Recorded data
- - - -
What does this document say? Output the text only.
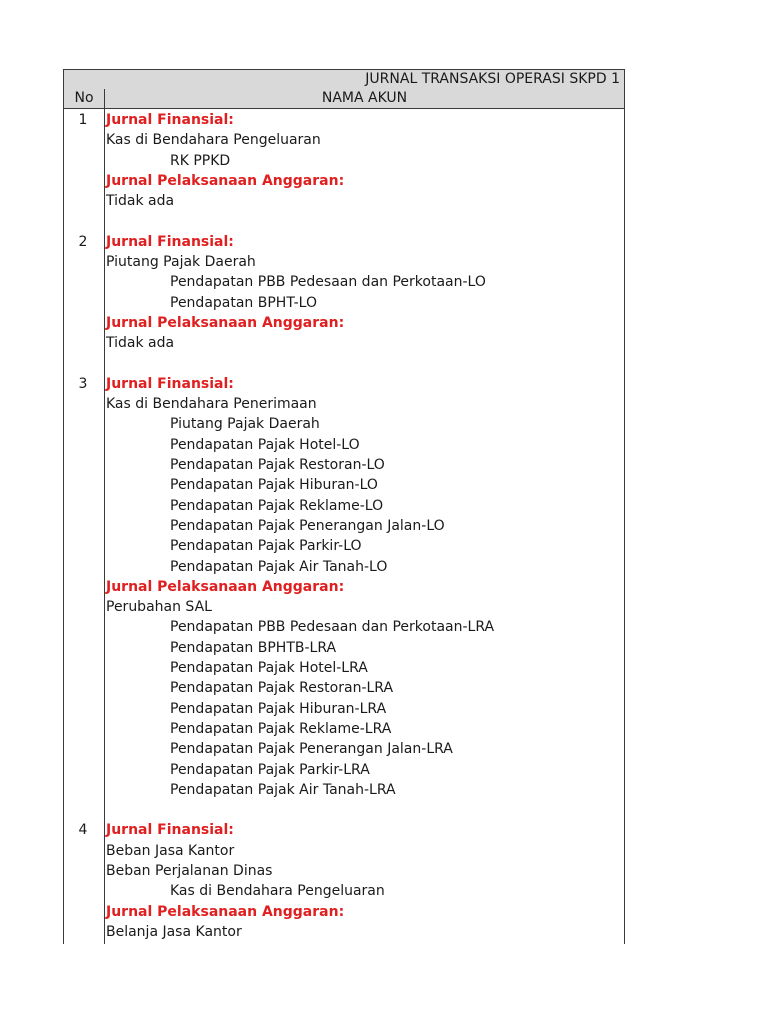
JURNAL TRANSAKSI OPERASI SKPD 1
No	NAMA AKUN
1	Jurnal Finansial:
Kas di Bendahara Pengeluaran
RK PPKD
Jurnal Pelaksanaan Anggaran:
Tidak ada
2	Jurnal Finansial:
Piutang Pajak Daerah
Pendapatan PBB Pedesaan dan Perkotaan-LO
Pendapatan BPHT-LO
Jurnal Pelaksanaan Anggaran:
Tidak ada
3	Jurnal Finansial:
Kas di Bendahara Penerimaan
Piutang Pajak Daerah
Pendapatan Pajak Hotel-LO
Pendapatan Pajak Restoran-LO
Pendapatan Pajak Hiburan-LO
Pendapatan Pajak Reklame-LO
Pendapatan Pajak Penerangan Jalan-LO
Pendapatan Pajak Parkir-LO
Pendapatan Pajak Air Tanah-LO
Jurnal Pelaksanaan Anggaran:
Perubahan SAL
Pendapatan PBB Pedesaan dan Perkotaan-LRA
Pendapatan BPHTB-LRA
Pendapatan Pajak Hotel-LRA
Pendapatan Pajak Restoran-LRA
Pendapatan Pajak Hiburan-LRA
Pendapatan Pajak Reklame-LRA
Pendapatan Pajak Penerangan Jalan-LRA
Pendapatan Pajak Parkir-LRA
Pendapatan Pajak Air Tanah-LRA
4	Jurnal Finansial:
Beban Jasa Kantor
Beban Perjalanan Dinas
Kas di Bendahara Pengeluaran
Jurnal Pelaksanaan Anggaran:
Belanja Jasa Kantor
- - - -
▶ **Objective**
Strip out the pictures and quote the remaining data word for word.

▶ **Exercise response**
What does this document say? Output the text only.
JURNAL TRANSAKSI OPERASI SKPD 1
No	NAMA AKUN
1	Jurnal Finansial:
Kas di Bendahara Pengeluaran
RK PPKD
Jurnal Pelaksanaan Anggaran:
Tidak ada
2	Jurnal Finansial:
Piutang Pajak Daerah
Pendapatan PBB Pedesaan dan Perkotaan-LO
Pendapatan BPHT-LO
Jurnal Pelaksanaan Anggaran:
Tidak ada
3	Jurnal Finansial:
Kas di Bendahara Penerimaan
Piutang Pajak Daerah
Pendapatan Pajak Hotel-LO
Pendapatan Pajak Restoran-LO
Pendapatan Pajak Hiburan-LO
Pendapatan Pajak Reklame-LO
Pendapatan Pajak Penerangan Jalan-LO
Pendapatan Pajak Parkir-LO
Pendapatan Pajak Air Tanah-LO
Jurnal Pelaksanaan Anggaran:
Perubahan SAL
Pendapatan PBB Pedesaan dan Perkotaan-LRA
Pendapatan BPHTB-LRA
Pendapatan Pajak Hotel-LRA
Pendapatan Pajak Restoran-LRA
Pendapatan Pajak Hiburan-LRA
Pendapatan Pajak Reklame-LRA
Pendapatan Pajak Penerangan Jalan-LRA
Pendapatan Pajak Parkir-LRA
Pendapatan Pajak Air Tanah-LRA
4	Jurnal Finansial:
Beban Jasa Kantor
Beban Perjalanan Dinas
Kas di Bendahara Pengeluaran
Jurnal Pelaksanaan Anggaran:
Belanja Jasa Kantor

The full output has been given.